▸ Aim of the exercise
Put the part of the listing that opens with the line containing "For every button, label, input, icon, or" and closes with the line containing "data-label-category: Insuficiente bbox=[781, 693, 862, 710]" into a two-column CSV with the columns input and output. Give one row for each input and its output, with each in a single quoted field and line breaks replaced by spaces.

▸ Task data
+++

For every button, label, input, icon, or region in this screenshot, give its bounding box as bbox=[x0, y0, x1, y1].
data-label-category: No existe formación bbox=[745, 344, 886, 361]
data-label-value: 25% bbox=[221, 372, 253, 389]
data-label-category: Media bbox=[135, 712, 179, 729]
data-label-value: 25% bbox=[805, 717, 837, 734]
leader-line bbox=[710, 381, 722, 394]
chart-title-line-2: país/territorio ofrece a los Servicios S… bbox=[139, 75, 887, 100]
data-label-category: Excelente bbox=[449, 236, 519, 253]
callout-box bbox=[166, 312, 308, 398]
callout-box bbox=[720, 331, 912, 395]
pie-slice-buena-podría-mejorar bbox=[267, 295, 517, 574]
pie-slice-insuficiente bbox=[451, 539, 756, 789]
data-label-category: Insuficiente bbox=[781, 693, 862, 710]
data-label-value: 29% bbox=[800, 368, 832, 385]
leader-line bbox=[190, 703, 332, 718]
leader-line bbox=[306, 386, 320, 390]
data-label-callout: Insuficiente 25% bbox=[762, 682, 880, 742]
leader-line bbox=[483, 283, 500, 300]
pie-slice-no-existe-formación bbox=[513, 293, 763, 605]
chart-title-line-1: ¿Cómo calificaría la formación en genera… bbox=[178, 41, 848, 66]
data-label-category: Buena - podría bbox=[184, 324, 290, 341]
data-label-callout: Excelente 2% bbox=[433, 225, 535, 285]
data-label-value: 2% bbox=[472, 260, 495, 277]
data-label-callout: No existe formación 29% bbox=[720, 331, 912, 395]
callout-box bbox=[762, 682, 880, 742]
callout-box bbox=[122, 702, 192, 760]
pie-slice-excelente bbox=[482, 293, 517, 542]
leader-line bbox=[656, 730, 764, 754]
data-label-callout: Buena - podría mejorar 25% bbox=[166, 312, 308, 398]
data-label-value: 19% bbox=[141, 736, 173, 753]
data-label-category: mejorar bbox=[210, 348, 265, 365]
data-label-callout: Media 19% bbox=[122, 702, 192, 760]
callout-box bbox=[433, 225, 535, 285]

+++

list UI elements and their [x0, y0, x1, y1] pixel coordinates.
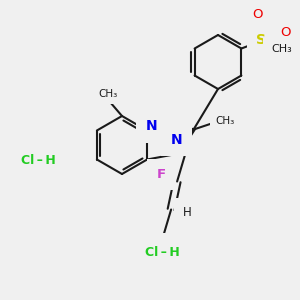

+++

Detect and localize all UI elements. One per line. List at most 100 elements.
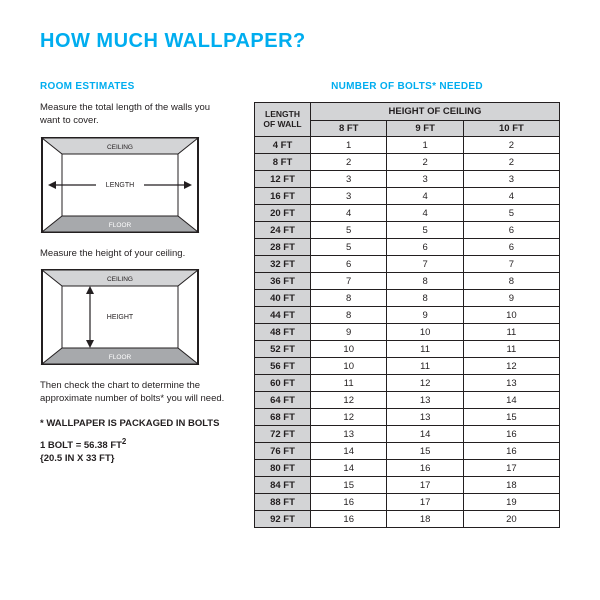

+++

▸ Result of the task
input,output
"For every button, label, input, icon, or region in this screenshot, give its bounding box as bbox=[x0, y0, x1, y1].","data-label-category: No existe formación bbox=[745, 344, 886, 361] data-label-value: 25% bbox=[221, 372, 253, 389] data-label-category: Media bbox=[135, 712, 179, 729] data-label-value: 25% bbox=[805, 717, 837, 734] leader-line bbox=[710, 381, 722, 394] chart-title-line-2: país/territorio ofrece a los Servicios S… bbox=[139, 75, 887, 100] data-label-category: Excelente bbox=[449, 236, 519, 253] callout-box bbox=[166, 312, 308, 398] callout-box bbox=[720, 331, 912, 395] pie-slice-buena-podría-mejorar bbox=[267, 295, 517, 574] pie-slice-insuficiente bbox=[451, 539, 756, 789] data-label-category: Insuficiente bbox=[781, 693, 862, 710]"